THE PROBLEM: Look for the string "this" in the lines and copy each line that has it.
— BEGIN SUPPLIED ENTRIES —
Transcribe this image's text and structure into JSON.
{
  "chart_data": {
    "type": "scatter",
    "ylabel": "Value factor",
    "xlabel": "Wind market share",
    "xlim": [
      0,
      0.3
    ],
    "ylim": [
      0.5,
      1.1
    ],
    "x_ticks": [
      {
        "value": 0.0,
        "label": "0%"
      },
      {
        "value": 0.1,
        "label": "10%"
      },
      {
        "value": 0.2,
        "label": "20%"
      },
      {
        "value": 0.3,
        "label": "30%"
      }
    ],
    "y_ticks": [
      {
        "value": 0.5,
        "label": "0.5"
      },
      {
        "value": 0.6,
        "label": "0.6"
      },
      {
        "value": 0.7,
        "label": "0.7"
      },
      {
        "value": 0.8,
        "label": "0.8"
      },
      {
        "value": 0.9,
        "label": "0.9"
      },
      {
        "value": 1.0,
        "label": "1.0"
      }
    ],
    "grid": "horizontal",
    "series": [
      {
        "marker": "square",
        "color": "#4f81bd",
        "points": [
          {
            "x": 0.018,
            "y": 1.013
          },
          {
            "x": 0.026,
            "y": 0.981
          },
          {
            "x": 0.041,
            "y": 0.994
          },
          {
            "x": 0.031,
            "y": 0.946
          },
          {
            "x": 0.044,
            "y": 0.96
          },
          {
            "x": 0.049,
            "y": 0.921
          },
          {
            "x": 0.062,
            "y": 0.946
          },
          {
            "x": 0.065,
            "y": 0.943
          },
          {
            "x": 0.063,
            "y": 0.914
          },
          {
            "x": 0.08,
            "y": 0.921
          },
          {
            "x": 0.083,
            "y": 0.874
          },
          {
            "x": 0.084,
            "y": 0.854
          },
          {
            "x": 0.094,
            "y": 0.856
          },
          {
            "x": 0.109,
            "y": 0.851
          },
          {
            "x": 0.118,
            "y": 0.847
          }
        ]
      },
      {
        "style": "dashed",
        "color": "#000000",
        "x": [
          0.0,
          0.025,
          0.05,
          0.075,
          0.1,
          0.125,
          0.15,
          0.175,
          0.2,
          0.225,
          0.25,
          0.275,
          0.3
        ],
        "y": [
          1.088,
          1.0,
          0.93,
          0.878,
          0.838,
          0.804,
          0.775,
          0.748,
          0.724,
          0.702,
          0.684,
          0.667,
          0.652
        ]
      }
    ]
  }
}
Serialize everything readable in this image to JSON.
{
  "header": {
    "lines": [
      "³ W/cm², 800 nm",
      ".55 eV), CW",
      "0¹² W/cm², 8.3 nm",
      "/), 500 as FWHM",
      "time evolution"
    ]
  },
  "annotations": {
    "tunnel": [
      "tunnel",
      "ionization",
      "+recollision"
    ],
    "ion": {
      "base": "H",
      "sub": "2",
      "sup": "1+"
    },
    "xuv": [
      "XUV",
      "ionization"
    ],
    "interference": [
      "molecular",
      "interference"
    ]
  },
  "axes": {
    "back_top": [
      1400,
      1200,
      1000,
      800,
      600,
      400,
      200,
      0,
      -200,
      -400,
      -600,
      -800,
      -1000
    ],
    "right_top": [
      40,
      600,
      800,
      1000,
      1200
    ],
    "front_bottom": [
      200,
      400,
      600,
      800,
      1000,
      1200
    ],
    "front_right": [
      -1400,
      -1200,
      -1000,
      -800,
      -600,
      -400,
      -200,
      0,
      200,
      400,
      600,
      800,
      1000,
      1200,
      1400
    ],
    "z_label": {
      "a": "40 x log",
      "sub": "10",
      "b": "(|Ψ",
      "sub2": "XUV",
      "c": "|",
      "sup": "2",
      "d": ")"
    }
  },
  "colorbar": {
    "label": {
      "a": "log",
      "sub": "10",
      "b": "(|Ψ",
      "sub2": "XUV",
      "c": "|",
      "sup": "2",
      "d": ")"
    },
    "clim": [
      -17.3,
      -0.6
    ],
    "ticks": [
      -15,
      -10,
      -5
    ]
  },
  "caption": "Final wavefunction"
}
— END SUPPLIED ENTRIES —
— BEGIN SUPPLIED ENTRIES —
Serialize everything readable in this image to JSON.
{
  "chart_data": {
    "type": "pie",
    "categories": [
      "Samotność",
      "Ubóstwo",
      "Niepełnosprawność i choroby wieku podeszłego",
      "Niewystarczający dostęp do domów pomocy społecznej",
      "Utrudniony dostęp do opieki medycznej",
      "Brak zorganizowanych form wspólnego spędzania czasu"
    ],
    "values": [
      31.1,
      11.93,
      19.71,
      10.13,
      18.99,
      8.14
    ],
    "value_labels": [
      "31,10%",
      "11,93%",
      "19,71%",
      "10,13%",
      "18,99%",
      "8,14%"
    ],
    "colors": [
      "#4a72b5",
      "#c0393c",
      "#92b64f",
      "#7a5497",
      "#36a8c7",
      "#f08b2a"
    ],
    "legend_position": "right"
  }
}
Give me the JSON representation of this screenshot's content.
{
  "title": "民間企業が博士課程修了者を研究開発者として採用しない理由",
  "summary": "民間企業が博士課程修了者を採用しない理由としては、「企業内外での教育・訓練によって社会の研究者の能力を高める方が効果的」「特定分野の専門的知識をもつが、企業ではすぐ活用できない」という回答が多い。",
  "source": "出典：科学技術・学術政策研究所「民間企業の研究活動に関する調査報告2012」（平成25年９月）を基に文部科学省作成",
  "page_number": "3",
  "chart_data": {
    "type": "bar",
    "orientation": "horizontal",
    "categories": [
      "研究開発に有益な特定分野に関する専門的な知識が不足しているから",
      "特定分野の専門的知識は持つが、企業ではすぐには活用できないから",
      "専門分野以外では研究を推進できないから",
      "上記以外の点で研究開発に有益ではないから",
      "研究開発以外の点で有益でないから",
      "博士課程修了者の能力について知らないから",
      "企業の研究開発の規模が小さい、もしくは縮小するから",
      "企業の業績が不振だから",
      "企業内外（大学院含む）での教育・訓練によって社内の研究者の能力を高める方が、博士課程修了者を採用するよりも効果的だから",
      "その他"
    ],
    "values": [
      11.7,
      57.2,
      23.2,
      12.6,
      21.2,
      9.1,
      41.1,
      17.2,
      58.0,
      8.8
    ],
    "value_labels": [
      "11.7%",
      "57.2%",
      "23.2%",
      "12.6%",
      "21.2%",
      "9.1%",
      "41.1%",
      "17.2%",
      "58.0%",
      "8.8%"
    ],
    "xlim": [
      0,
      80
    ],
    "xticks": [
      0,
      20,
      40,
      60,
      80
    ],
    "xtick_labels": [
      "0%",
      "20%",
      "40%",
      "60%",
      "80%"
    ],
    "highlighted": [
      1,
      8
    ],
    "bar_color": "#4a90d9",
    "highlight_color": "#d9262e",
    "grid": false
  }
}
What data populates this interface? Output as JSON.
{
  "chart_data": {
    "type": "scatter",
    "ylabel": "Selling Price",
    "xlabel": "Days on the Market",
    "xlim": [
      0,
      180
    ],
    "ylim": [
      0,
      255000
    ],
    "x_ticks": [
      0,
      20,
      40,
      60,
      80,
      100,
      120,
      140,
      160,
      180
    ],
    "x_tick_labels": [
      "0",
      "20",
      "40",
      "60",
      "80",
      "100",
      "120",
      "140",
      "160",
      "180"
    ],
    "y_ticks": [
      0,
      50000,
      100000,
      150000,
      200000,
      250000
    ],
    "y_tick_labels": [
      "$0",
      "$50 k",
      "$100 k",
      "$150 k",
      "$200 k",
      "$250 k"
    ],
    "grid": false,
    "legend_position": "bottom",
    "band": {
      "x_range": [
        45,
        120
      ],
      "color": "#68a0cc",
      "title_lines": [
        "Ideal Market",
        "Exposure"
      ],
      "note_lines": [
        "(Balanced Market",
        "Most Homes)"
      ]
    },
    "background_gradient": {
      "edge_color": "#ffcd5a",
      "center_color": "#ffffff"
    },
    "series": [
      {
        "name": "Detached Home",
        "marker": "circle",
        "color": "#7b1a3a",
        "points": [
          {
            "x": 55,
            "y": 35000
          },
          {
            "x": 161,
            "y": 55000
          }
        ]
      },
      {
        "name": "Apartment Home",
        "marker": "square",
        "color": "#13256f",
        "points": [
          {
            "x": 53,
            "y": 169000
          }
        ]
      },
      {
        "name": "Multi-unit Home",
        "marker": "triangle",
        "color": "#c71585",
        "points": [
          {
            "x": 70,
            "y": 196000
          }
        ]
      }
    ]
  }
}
— END SUPPLIED ENTRIES —
FULL SOLUTION:
Transcribe this image's text and structure into JSON.
Serialize everything readable in this image to JSON.
Serialize everything readable in this image to JSON.
Give me the JSON representation of this screenshot's content.
What data populates this interface? Output as JSON.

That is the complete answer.